A block of data
-.-.-

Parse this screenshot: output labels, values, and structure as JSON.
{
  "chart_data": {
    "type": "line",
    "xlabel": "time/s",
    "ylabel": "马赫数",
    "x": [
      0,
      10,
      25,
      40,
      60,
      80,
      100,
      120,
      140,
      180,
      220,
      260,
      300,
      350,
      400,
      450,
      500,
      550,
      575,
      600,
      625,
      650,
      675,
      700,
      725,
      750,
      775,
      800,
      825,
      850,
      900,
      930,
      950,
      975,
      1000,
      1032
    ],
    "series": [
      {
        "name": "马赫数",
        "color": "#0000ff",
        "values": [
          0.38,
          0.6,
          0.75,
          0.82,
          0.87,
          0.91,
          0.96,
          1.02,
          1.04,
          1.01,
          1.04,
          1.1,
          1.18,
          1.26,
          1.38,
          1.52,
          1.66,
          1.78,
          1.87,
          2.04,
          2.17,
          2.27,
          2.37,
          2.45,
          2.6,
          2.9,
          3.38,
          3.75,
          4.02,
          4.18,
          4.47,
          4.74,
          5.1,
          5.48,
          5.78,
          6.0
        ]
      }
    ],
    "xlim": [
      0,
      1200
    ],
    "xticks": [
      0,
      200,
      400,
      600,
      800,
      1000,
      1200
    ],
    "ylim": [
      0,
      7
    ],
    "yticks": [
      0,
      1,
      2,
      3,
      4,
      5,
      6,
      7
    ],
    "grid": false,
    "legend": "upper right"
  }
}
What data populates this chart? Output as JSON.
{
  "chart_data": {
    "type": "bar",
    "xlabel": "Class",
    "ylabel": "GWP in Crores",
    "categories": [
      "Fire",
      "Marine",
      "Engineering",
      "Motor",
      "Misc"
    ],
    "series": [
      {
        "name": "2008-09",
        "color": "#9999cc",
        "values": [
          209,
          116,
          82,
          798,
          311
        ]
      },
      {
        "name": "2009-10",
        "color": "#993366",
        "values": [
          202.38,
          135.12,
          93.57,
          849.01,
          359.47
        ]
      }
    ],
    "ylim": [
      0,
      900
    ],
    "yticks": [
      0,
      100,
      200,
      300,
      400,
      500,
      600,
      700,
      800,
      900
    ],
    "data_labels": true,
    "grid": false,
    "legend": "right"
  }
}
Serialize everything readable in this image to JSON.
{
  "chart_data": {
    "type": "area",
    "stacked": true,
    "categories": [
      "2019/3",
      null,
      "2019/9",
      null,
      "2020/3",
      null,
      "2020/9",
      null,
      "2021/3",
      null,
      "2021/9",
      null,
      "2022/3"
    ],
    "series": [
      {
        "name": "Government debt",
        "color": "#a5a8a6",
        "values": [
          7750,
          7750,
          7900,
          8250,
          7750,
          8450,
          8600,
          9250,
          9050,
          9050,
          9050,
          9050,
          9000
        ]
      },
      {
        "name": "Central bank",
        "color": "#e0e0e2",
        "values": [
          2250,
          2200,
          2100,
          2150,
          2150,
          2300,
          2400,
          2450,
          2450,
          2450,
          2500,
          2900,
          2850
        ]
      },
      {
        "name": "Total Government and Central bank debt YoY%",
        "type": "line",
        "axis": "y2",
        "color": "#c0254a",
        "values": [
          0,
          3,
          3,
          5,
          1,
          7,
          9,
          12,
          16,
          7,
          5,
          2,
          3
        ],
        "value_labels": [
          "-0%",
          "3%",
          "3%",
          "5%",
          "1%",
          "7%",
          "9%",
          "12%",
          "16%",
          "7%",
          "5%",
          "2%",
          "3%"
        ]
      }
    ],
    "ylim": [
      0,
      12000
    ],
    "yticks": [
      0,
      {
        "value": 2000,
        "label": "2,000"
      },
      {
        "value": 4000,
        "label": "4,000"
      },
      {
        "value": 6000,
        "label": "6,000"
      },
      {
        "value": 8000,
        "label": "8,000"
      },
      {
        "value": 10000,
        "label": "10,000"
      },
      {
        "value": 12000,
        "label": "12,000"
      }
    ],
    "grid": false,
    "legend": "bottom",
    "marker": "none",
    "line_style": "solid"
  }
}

-.-.-

Pull out all lines containing the word "this" from the entries above.

Parse this screenshot: output labels, values, and structure as JSON.
What data populates this chart? Output as JSON.
Serialize everything readable in this image to JSON.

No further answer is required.